TASK DETAILS: Could you output each line of the data that follows exactly?

SUPPLIED INFORMATION:
——

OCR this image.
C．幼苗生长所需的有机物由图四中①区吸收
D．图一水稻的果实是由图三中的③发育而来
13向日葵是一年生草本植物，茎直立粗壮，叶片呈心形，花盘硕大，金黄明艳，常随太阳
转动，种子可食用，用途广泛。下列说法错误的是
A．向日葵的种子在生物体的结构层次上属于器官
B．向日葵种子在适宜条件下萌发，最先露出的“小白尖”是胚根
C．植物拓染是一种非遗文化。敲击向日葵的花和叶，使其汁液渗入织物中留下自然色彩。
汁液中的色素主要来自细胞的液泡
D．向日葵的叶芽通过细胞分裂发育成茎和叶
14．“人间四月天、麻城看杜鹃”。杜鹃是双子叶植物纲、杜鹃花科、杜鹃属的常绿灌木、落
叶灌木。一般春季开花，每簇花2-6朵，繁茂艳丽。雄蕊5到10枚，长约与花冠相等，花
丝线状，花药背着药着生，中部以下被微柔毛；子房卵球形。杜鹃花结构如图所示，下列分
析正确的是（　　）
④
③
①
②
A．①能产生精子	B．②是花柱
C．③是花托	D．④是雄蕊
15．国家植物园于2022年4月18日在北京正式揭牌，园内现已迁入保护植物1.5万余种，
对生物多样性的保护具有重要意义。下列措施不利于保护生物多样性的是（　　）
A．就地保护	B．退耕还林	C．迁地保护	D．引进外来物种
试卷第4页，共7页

——

COMPLETE RESPONSE:
OCR this image.
C．幼苗生长所需的有机物由图四中①区吸收
D．图一水稻的果实是由图三中的③发育而来
13向日葵是一年生草本植物，茎直立粗壮，叶片呈心形，花盘硕大，金黄明艳，常随太阳
转动，种子可食用，用途广泛。下列说法错误的是
A．向日葵的种子在生物体的结构层次上属于器官
B．向日葵种子在适宜条件下萌发，最先露出的“小白尖”是胚根
C．植物拓染是一种非遗文化。敲击向日葵的花和叶，使其汁液渗入织物中留下自然色彩。
汁液中的色素主要来自细胞的液泡
D．向日葵的叶芽通过细胞分裂发育成茎和叶
14．“人间四月天、麻城看杜鹃”。杜鹃是双子叶植物纲、杜鹃花科、杜鹃属的常绿灌木、落
叶灌木。一般春季开花，每簇花2-6朵，繁茂艳丽。雄蕊5到10枚，长约与花冠相等，花
丝线状，花药背着药着生，中部以下被微柔毛；子房卵球形。杜鹃花结构如图所示，下列分
析正确的是（　　）
④
③
①
②
A．①能产生精子	B．②是花柱
C．③是花托	D．④是雄蕊
15．国家植物园于2022年4月18日在北京正式揭牌，园内现已迁入保护植物1.5万余种，
对生物多样性的保护具有重要意义。下列措施不利于保护生物多样性的是（　　）
A．就地保护	B．退耕还林	C．迁地保护	D．引进外来物种
试卷第4页，共7页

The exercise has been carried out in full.